▶ **Stated problem**
Search the material for the string "style", then return every line where it is found.

▶ **Materials provided**
"""

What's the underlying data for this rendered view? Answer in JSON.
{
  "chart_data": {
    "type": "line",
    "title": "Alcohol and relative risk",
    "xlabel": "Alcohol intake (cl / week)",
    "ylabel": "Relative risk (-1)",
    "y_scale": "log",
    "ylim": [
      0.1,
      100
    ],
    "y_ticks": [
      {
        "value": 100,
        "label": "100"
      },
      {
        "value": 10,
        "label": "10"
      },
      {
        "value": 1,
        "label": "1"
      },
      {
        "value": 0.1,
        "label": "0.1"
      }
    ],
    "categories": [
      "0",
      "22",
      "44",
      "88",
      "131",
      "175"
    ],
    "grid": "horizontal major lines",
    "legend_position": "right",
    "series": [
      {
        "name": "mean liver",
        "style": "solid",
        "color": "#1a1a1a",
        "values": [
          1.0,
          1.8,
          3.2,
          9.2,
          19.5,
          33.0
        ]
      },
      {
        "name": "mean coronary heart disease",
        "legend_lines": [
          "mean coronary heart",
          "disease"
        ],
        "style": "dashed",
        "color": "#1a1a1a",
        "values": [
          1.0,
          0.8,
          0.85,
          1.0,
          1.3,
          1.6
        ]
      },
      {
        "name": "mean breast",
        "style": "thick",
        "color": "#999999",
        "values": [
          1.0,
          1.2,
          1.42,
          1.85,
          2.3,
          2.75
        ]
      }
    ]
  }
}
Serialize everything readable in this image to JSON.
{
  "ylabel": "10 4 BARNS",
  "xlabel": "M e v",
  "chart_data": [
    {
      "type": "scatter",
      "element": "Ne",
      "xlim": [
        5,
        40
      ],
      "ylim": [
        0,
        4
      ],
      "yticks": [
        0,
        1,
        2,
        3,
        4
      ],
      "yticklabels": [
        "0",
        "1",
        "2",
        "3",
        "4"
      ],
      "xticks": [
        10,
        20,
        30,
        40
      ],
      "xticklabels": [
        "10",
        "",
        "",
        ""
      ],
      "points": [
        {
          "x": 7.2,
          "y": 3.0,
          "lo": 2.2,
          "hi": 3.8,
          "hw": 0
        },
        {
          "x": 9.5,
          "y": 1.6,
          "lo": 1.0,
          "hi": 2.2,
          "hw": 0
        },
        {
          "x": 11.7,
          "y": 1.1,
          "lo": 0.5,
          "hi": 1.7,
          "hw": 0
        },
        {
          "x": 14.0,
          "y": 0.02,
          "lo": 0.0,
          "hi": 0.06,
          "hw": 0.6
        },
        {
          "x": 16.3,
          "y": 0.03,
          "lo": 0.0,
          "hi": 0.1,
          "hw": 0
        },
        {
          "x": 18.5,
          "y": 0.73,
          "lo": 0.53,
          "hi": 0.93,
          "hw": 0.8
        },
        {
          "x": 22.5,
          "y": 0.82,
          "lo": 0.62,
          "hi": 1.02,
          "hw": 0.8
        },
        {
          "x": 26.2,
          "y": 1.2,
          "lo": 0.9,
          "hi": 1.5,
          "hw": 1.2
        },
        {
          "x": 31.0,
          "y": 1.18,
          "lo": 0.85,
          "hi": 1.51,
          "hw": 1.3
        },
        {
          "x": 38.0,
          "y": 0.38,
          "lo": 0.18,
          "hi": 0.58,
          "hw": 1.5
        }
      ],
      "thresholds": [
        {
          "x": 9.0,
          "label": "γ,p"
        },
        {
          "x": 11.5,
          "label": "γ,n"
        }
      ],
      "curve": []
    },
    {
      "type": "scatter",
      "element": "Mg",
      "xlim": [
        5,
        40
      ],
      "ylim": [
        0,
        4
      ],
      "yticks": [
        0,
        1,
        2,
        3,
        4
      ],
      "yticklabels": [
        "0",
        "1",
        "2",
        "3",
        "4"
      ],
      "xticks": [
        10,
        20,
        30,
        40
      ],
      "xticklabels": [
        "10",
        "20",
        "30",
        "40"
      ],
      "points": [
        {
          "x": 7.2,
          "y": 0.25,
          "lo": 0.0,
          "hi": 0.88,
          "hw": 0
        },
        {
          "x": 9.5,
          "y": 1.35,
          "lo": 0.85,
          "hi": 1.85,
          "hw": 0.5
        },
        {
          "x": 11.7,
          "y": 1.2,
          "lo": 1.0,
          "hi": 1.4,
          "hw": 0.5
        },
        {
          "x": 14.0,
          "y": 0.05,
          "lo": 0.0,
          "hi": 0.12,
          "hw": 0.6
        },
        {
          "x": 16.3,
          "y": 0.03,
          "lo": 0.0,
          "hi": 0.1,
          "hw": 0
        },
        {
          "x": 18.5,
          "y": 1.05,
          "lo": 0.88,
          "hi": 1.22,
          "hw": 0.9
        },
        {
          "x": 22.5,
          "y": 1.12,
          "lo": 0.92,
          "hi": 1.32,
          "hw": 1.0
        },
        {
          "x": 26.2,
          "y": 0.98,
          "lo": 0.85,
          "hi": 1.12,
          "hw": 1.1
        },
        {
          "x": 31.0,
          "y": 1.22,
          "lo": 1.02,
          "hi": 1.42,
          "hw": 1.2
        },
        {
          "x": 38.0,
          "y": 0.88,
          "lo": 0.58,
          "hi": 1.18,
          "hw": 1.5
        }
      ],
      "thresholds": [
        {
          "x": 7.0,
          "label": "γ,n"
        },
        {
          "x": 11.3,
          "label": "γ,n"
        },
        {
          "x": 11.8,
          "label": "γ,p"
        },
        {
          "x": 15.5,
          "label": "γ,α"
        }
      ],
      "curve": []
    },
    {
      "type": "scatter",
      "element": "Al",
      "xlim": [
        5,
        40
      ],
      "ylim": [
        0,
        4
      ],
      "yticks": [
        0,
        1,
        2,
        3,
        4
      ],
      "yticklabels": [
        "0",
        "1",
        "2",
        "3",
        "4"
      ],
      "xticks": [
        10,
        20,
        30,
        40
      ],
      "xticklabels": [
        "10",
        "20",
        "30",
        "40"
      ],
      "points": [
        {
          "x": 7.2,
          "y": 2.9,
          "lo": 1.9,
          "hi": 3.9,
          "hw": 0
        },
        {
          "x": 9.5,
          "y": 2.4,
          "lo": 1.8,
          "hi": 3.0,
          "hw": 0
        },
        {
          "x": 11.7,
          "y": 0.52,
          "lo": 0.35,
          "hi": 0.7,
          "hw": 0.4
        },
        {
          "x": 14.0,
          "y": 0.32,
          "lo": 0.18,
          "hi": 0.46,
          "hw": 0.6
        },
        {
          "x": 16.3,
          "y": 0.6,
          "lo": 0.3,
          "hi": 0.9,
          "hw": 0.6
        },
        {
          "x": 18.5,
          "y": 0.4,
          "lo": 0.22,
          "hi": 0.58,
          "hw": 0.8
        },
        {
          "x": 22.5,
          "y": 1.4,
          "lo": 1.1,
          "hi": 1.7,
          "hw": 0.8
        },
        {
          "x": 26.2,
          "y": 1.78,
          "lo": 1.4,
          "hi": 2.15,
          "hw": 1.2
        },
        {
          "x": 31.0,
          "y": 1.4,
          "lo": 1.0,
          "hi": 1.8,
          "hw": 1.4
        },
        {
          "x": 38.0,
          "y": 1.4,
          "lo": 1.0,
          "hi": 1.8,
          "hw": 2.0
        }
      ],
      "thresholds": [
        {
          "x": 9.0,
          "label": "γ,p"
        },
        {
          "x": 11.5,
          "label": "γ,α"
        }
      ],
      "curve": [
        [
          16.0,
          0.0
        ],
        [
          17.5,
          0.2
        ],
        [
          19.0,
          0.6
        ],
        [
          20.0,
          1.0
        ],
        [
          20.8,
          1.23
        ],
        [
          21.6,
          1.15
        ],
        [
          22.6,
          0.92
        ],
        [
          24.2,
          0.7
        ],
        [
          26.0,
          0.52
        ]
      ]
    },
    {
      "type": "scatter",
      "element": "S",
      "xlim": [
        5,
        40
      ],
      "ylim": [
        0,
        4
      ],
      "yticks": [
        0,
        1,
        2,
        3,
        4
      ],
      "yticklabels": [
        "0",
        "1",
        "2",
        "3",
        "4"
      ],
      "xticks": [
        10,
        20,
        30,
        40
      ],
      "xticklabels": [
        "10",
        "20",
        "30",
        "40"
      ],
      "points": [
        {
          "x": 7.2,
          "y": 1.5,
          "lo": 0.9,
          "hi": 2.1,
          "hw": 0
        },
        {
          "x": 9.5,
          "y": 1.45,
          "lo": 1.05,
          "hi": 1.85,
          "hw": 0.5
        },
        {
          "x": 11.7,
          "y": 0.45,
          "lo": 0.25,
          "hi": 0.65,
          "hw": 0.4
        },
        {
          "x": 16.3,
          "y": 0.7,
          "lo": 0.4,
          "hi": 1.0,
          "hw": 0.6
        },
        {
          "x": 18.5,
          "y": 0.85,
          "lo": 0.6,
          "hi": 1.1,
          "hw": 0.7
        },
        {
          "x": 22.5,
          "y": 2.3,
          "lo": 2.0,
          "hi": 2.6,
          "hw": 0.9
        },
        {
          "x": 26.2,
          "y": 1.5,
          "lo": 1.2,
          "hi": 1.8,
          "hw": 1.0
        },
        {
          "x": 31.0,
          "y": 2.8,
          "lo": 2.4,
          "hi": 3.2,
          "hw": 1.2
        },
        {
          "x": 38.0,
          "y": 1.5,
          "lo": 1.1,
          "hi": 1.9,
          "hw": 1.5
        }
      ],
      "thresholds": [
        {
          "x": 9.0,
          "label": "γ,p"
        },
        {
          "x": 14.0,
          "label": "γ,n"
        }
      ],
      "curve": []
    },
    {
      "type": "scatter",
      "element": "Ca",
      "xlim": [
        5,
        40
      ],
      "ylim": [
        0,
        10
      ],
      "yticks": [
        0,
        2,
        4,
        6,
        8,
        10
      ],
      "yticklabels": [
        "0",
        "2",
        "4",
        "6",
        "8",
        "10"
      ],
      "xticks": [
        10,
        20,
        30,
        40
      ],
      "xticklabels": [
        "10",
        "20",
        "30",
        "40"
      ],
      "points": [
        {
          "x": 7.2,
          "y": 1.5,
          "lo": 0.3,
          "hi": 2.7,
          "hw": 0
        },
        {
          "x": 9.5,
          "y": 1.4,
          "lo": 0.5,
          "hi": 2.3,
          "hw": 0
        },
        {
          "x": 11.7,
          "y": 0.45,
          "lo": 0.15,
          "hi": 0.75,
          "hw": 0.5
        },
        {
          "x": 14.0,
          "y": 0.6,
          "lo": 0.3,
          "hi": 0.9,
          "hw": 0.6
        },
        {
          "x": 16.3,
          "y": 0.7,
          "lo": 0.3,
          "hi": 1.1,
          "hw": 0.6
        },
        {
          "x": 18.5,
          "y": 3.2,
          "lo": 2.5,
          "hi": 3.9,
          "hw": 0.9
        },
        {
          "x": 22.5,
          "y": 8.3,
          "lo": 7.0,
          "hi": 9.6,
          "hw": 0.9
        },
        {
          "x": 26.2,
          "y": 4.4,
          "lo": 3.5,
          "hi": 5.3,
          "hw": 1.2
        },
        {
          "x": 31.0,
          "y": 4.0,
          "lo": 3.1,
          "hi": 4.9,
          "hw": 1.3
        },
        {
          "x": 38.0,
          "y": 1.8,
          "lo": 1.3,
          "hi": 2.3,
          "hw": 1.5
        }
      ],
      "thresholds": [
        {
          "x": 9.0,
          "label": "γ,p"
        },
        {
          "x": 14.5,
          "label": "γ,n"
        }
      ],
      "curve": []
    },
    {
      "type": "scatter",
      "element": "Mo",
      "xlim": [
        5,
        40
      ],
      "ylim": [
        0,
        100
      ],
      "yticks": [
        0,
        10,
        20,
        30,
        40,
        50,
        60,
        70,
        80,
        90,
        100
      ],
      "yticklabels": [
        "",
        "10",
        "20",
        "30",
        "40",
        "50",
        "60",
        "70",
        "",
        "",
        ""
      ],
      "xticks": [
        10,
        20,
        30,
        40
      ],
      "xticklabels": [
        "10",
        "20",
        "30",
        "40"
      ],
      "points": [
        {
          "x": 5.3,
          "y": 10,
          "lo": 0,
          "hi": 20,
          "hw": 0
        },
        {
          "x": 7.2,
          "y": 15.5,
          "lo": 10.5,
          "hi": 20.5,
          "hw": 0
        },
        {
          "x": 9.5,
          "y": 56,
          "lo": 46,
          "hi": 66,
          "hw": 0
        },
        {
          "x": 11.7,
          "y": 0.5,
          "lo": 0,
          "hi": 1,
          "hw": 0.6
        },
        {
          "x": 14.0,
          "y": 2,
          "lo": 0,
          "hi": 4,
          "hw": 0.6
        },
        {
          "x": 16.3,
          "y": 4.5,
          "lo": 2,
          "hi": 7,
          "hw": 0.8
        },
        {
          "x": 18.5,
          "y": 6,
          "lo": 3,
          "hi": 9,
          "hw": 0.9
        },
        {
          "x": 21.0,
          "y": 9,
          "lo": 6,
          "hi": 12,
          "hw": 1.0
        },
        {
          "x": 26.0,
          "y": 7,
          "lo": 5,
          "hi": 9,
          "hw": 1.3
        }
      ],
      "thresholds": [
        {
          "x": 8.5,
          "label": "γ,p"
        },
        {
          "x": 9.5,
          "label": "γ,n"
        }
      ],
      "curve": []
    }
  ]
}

"""

▶ **Solution to this exercise**
        "style": "solid",
        "style": "dashed",
        "style": "thick",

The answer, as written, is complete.